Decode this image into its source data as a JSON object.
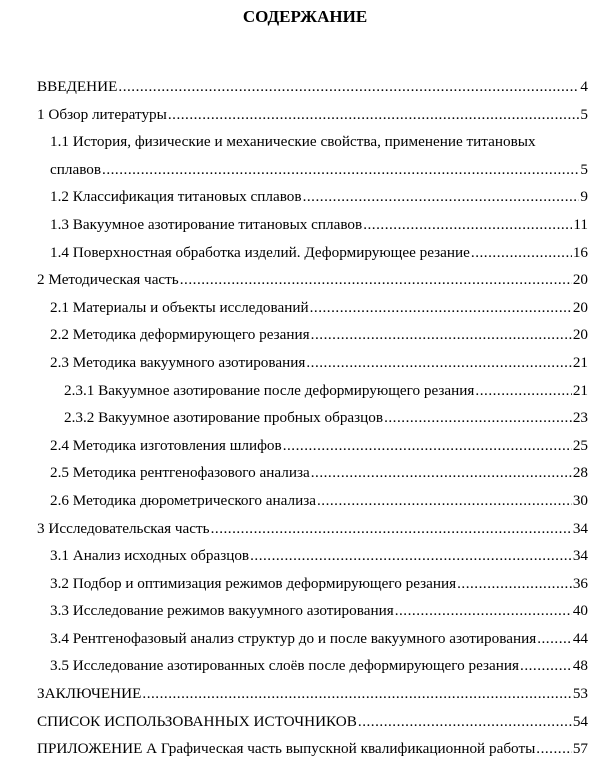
{
  "title": "СОДЕРЖАНИЕ",
  "entries": [
    {
      "text": "ВВЕДЕНИЕ",
      "page": "4",
      "level": 0
    },
    {
      "text": "1 Обзор литературы",
      "page": "5",
      "level": 0
    },
    {
      "text_line1": "1.1  История, физические и механические свойства, применение титановых",
      "text": "сплавов",
      "page": "5",
      "level": 1
    },
    {
      "text": "1.2 Классификация титановых сплавов",
      "page": "9",
      "level": 1
    },
    {
      "text": "1.3 Вакуумное азотирование титановых сплавов",
      "page": "11",
      "level": 1
    },
    {
      "text": "1.4 Поверхностная обработка изделий. Деформирующее резание",
      "page": "16",
      "level": 1
    },
    {
      "text": "2 Методическая часть",
      "page": "20",
      "level": 0
    },
    {
      "text": "2.1 Материалы и объекты исследований",
      "page": "20",
      "level": 1
    },
    {
      "text": "2.2 Методика деформирующего резания",
      "page": "20",
      "level": 1
    },
    {
      "text": "2.3 Методика вакуумного азотирования",
      "page": "21",
      "level": 1
    },
    {
      "text": "2.3.1 Вакуумное азотирование после деформирующего резания",
      "page": "21",
      "level": 2
    },
    {
      "text": "2.3.2 Вакуумное азотирование пробных образцов",
      "page": "23",
      "level": 2
    },
    {
      "text": "2.4 Методика изготовления шлифов",
      "page": "25",
      "level": 1
    },
    {
      "text": "2.5 Методика рентгенофазового анализа",
      "page": "28",
      "level": 1
    },
    {
      "text": "2.6 Методика дюрометрического анализа",
      "page": "30",
      "level": 1
    },
    {
      "text": "3 Исследовательская часть",
      "page": "34",
      "level": 0
    },
    {
      "text": "3.1 Анализ исходных образцов",
      "page": "34",
      "level": 1
    },
    {
      "text": "3.2 Подбор и оптимизация режимов деформирующего резания",
      "page": "36",
      "level": 1
    },
    {
      "text": "3.3 Исследование режимов вакуумного азотирования",
      "page": "40",
      "level": 1
    },
    {
      "text": "3.4 Рентгенофазовый анализ структур до и после вакуумного азотирования",
      "page": "44",
      "level": 1
    },
    {
      "text": "3.5 Исследование азотированных слоёв после деформирующего резания",
      "page": "48",
      "level": 1
    },
    {
      "text": "ЗАКЛЮЧЕНИЕ",
      "page": "53",
      "level": 0
    },
    {
      "text": "СПИСОК ИСПОЛЬЗОВАННЫХ ИСТОЧНИКОВ",
      "page": "54",
      "level": 0
    },
    {
      "text": "ПРИЛОЖЕНИЕ А Графическая часть выпускной квалификационной работы",
      "page": "57",
      "level": 0
    }
  ]
}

+ + + + + + +

Task directions:
Pictures are to be left out; repeat all the remaining data exactly.

Answer to the problem:
Decode this image into its source data as a JSON object.
{
  "title": "СОДЕРЖАНИЕ",
  "entries": [
    {
      "text": "ВВЕДЕНИЕ",
      "page": "4",
      "level": 0
    },
    {
      "text": "1 Обзор литературы",
      "page": "5",
      "level": 0
    },
    {
      "text_line1": "1.1  История, физические и механические свойства, применение титановых",
      "text": "сплавов",
      "page": "5",
      "level": 1
    },
    {
      "text": "1.2 Классификация титановых сплавов",
      "page": "9",
      "level": 1
    },
    {
      "text": "1.3 Вакуумное азотирование титановых сплавов",
      "page": "11",
      "level": 1
    },
    {
      "text": "1.4 Поверхностная обработка изделий. Деформирующее резание",
      "page": "16",
      "level": 1
    },
    {
      "text": "2 Методическая часть",
      "page": "20",
      "level": 0
    },
    {
      "text": "2.1 Материалы и объекты исследований",
      "page": "20",
      "level": 1
    },
    {
      "text": "2.2 Методика деформирующего резания",
      "page": "20",
      "level": 1
    },
    {
      "text": "2.3 Методика вакуумного азотирования",
      "page": "21",
      "level": 1
    },
    {
      "text": "2.3.1 Вакуумное азотирование после деформирующего резания",
      "page": "21",
      "level": 2
    },
    {
      "text": "2.3.2 Вакуумное азотирование пробных образцов",
      "page": "23",
      "level": 2
    },
    {
      "text": "2.4 Методика изготовления шлифов",
      "page": "25",
      "level": 1
    },
    {
      "text": "2.5 Методика рентгенофазового анализа",
      "page": "28",
      "level": 1
    },
    {
      "text": "2.6 Методика дюрометрического анализа",
      "page": "30",
      "level": 1
    },
    {
      "text": "3 Исследовательская часть",
      "page": "34",
      "level": 0
    },
    {
      "text": "3.1 Анализ исходных образцов",
      "page": "34",
      "level": 1
    },
    {
      "text": "3.2 Подбор и оптимизация режимов деформирующего резания",
      "page": "36",
      "level": 1
    },
    {
      "text": "3.3 Исследование режимов вакуумного азотирования",
      "page": "40",
      "level": 1
    },
    {
      "text": "3.4 Рентгенофазовый анализ структур до и после вакуумного азотирования",
      "page": "44",
      "level": 1
    },
    {
      "text": "3.5 Исследование азотированных слоёв после деформирующего резания",
      "page": "48",
      "level": 1
    },
    {
      "text": "ЗАКЛЮЧЕНИЕ",
      "page": "53",
      "level": 0
    },
    {
      "text": "СПИСОК ИСПОЛЬЗОВАННЫХ ИСТОЧНИКОВ",
      "page": "54",
      "level": 0
    },
    {
      "text": "ПРИЛОЖЕНИЕ А Графическая часть выпускной квалификационной работы",
      "page": "57",
      "level": 0
    }
  ]
}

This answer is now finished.